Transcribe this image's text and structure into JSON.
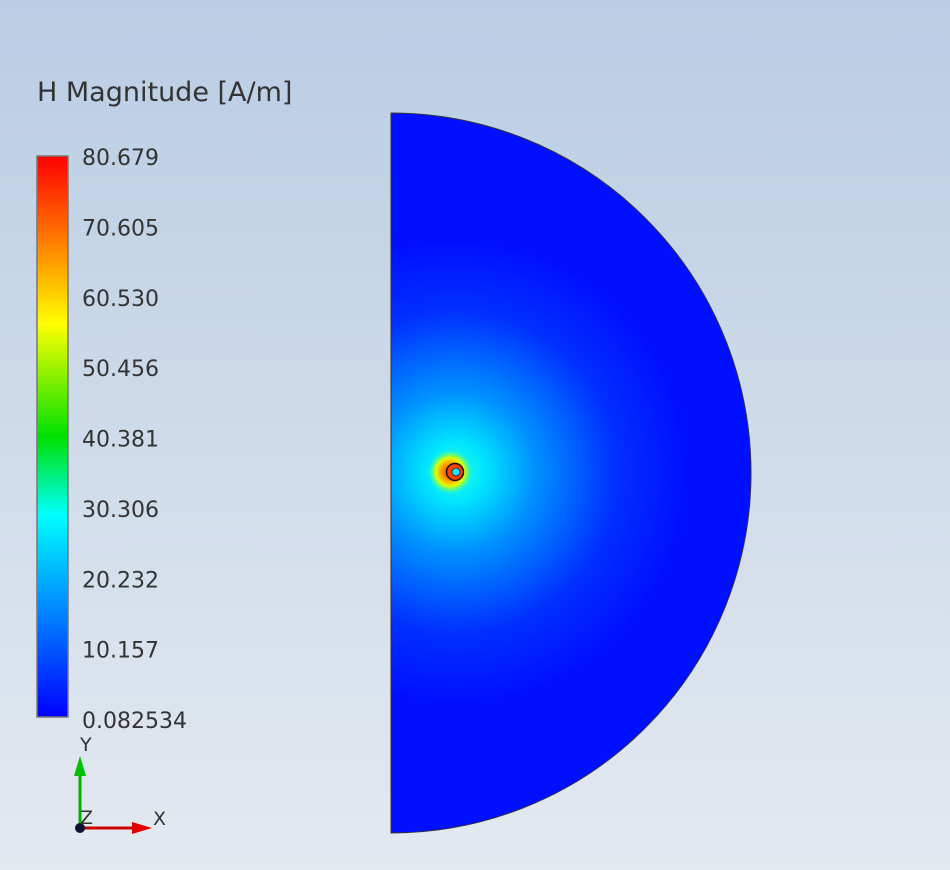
{
  "legend": {
    "title": "H Magnitude [A/m]",
    "labels": [
      "80.679",
      "70.605",
      "60.530",
      "50.456",
      "40.381",
      "30.306",
      "20.232",
      "10.157",
      "0.082534"
    ]
  },
  "triad": {
    "y": "Y",
    "z": "Z",
    "x": "X"
  }
}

★ ★ ★ ★ ★

=== Requirements ===
Send back the data above word for word, with the pictures left out.

=== Exercise result ===
Transcribe this image's text and structure into JSON.
{
  "legend": {
    "title": "H Magnitude [A/m]",
    "labels": [
      "80.679",
      "70.605",
      "60.530",
      "50.456",
      "40.381",
      "30.306",
      "20.232",
      "10.157",
      "0.082534"
    ]
  },
  "triad": {
    "y": "Y",
    "z": "Z",
    "x": "X"
  }
}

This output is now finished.